##### Material shown #####

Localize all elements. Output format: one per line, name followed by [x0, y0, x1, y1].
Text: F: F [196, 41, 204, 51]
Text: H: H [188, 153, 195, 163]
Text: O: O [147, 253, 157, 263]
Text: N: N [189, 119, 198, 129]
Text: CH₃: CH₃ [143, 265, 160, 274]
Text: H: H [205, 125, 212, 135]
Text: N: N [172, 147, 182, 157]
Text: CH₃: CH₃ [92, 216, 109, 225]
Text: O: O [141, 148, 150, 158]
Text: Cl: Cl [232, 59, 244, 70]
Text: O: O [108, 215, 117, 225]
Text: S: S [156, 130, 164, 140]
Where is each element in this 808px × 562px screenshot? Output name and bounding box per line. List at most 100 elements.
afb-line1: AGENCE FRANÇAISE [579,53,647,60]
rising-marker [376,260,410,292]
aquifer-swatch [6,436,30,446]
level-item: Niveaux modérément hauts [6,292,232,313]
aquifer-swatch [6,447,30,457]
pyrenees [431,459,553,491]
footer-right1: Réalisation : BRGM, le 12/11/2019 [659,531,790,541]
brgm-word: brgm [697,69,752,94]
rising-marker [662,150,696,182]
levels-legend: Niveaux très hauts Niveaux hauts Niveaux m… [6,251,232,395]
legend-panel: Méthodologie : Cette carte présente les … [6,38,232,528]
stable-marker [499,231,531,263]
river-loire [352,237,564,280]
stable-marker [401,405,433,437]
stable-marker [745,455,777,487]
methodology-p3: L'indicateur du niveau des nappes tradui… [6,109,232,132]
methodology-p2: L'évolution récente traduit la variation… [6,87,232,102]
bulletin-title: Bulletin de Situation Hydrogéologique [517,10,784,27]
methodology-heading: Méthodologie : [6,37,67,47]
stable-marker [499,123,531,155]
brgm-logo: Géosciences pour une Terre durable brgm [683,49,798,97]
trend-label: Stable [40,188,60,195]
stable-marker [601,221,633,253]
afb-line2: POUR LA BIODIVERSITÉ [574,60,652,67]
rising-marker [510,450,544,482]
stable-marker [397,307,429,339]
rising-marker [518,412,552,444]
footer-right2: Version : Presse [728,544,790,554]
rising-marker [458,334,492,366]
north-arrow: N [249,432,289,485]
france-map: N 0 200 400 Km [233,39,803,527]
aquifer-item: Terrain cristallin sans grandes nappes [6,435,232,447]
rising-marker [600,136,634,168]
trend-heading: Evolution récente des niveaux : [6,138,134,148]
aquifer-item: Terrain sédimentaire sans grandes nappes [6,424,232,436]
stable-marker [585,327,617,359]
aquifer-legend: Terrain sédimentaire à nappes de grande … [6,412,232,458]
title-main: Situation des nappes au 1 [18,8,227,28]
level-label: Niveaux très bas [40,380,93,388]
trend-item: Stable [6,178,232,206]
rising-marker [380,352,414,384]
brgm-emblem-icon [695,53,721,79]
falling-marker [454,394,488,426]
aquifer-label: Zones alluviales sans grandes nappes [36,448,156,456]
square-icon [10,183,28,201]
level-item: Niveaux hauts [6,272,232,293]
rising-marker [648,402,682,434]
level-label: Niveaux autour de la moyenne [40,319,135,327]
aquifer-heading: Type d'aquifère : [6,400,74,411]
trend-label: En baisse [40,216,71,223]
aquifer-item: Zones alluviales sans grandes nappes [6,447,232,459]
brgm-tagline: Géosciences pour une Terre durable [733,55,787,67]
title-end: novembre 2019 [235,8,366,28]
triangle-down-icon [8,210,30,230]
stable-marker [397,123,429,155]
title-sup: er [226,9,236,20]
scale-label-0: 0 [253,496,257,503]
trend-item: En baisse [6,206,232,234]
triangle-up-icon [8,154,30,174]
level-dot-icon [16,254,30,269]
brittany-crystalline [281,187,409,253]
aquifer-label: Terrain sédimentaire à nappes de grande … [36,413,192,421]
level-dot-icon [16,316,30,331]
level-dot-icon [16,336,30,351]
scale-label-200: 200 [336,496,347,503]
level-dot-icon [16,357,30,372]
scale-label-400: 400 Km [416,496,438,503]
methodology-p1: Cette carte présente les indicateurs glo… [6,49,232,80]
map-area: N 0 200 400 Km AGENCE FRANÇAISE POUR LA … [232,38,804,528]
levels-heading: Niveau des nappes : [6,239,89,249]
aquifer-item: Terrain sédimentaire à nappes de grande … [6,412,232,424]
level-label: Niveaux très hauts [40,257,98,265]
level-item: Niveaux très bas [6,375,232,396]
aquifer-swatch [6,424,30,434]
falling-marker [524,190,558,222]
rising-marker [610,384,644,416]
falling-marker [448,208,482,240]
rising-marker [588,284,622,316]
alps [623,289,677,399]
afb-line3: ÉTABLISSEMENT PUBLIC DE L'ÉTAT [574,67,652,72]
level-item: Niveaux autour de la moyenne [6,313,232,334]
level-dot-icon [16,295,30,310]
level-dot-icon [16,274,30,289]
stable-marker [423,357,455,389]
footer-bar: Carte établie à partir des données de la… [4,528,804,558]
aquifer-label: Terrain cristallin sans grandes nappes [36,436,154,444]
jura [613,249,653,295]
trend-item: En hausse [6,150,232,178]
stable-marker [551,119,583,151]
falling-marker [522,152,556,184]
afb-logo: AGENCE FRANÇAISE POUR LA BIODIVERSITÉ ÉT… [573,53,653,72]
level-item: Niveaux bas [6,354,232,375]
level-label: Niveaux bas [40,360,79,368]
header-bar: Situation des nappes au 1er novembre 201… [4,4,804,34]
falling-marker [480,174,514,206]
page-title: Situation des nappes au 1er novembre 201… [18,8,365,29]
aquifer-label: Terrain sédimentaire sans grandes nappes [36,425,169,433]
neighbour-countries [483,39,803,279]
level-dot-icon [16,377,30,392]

#####

= Required work =
Format all of the data above as a JSON list of strings, with one string per line and any blank lines left out.

= Expected output =
[
  "Localize all elements. Output format: one per line, name followed by [x0, y0, x1, y1].",
  "Text: F: F [196, 41, 204, 51]",
  "Text: H: H [188, 153, 195, 163]",
  "Text: O: O [147, 253, 157, 263]",
  "Text: N: N [189, 119, 198, 129]",
  "Text: CH₃: CH₃ [143, 265, 160, 274]",
  "Text: H: H [205, 125, 212, 135]",
  "Text: N: N [172, 147, 182, 157]",
  "Text: CH₃: CH₃ [92, 216, 109, 225]",
  "Text: O: O [141, 148, 150, 158]",
  "Text: Cl: Cl [232, 59, 244, 70]",
  "Text: O: O [108, 215, 117, 225]",
  "Text: S: S [156, 130, 164, 140]",
  "Where is each element in this 808px × 562px screenshot? Output name and bounding box per line. List at most 100 elements.",
  "afb-line1: AGENCE FRANÇAISE [579,53,647,60]",
  "rising-marker [376,260,410,292]",
  "aquifer-swatch [6,436,30,446]",
  "level-item: Niveaux modérément hauts [6,292,232,313]",
  "aquifer-swatch [6,447,30,457]",
  "pyrenees [431,459,553,491]",
  "footer-right1: Réalisation : BRGM, le 12/11/2019 [659,531,790,541]",
  "brgm-word: brgm [697,69,752,94]",
  "rising-marker [662,150,696,182]",
  "levels-legend: Niveaux très hauts Niveaux hauts Niveaux m… [6,251,232,395]",
  "legend-panel: Méthodologie : Cette carte présente les … [6,38,232,528]",
  "stable-marker [499,231,531,263]",
  "river-loire [352,237,564,280]",
  "stable-marker [401,405,433,437]",
  "stable-marker [745,455,777,487]",
  "methodology-p3: L'indicateur du niveau des nappes tradui… [6,109,232,132]",
  "methodology-p2: L'évolution récente traduit la variation… [6,87,232,102]",
  "bulletin-title: Bulletin de Situation Hydrogéologique [517,10,784,27]",
  "methodology-heading: Méthodologie : [6,37,67,47]",
  "stable-marker [499,123,531,155]",
  "brgm-logo: Géosciences pour une Terre durable brgm [683,49,798,97]",
  "trend-label: Stable [40,188,60,195]",
  "stable-marker [601,221,633,253]",
  "afb-line2: POUR LA BIODIVERSITÉ [574,60,652,67]",
  "rising-marker [510,450,544,482]",
  "stable-marker [397,307,429,339]",
  "rising-marker [518,412,552,444]",
  "footer-right2: Version : Presse [728,544,790,554]",
  "rising-marker [458,334,492,366]",
  "north-arrow: N [249,432,289,485]",
  "france-map: N 0 200 400 Km [233,39,803,527]",
  "aquifer-item: Terrain cristallin sans grandes nappes [6,435,232,447]",
  "rising-marker [600,136,634,168]",
  "trend-heading: Evolution récente des niveaux : [6,138,134,148]",
  "aquifer-item: Terrain sédimentaire sans grandes nappes [6,424,232,436]",
  "stable-marker [585,327,617,359]",
  "aquifer-legend: Terrain sédimentaire à nappes de grande … [6,412,232,458]",
  "title-main: Situation des nappes au 1 [18,8,227,28]",
  "level-label: Niveaux très bas [40,380,93,388]",
  "trend-item: Stable [6,178,232,206]",
  "rising-marker [380,352,414,384]",
  "brgm-emblem-icon [695,53,721,79]",
  "falling-marker [454,394,488,426]",
  "aquifer-label: Zones alluviales sans grandes nappes [36,448,156,456]",
  "square-icon [10,183,28,201]",
  "level-item: Niveaux hauts [6,272,232,293]",
  "rising-marker [648,402,682,434]",
  "level-label: Niveaux autour de la moyenne [40,319,135,327]",
  "aquifer-heading: Type d'aquifère : [6,400,74,411]",
  "trend-label: En baisse [40,216,71,223]",
  "aquifer-item: Zones alluviales sans grandes nappes [6,447,232,459]",
  "brgm-tagline: Géosciences pour une Terre durable [733,55,787,67]",
  "title-end: novembre 2019 [235,8,366,28]",
  "triangle-down-icon [8,210,30,230]",
  "stable-marker [397,123,429,155]",
  "title-sup: er [226,9,236,20]",
  "scale-label-0: 0 [253,496,257,503]",
  "trend-item: En baisse [6,206,232,234]",
  "triangle-up-icon [8,154,30,174]",
  "level-dot-icon [16,254,30,269]",
  "brittany-crystalline [281,187,409,253]",
  "aquifer-label: Terrain sédimentaire à nappes de grande … [36,413,192,421]",
  "level-dot-icon [16,316,30,331]",
  "level-dot-icon [16,336,30,351]",
  "scale-label-200: 200 [336,496,347,503]",
  "level-dot-icon [16,357,30,372]",
  "scale-label-400: 400 Km [416,496,438,503]",
  "methodology-p1: Cette carte présente les indicateurs glo… [6,49,232,80]",
  "map-area: N 0 200 400 Km AGENCE FRANÇAISE POUR LA … [232,38,804,528]",
  "levels-heading: Niveau des nappes : [6,239,89,249]",
  "aquifer-item: Terrain sédimentaire à nappes de grande … [6,412,232,424]",
  "level-label: Niveaux très hauts [40,257,98,265]",
  "level-item: Niveaux très bas [6,375,232,396]",
  "aquifer-swatch [6,424,30,434]",
  "falling-marker [524,190,558,222]",
  "rising-marker [610,384,644,416]",
  "falling-marker [448,208,482,240]",
  "rising-marker [588,284,622,316]",
  "alps [623,289,677,399]",
  "afb-line3: ÉTABLISSEMENT PUBLIC DE L'ÉTAT [574,67,652,72]",
  "level-item: Niveaux autour de la moyenne [6,313,232,334]",
  "level-dot-icon [16,295,30,310]",
  "level-dot-icon [16,274,30,289]",
  "stable-marker [423,357,455,389]",
  "footer-bar: Carte établie à partir des données de la… [4,528,804,558]",
  "aquifer-label: Terrain cristallin sans grandes nappes [36,436,154,444]",
  "jura [613,249,653,295]",
  "trend-item: En hausse [6,150,232,178]",
  "stable-marker [551,119,583,151]",
  "falling-marker [522,152,556,184]",
  "afb-logo: AGENCE FRANÇAISE POUR LA BIODIVERSITÉ ÉT… [573,53,653,72]",
  "level-item: Niveaux bas [6,354,232,375]",
  "level-label: Niveaux bas [40,360,79,368]",
  "header-bar: Situation des nappes au 1er novembre 201… [4,4,804,34]",
  "falling-marker [480,174,514,206]",
  "page-title: Situation des nappes au 1er novembre 201… [18,8,365,29]",
  "aquifer-label: Terrain sédimentaire sans grandes nappes [36,425,169,433]",
  "neighbour-countries [483,39,803,279]",
  "level-dot-icon [16,377,30,392]"
]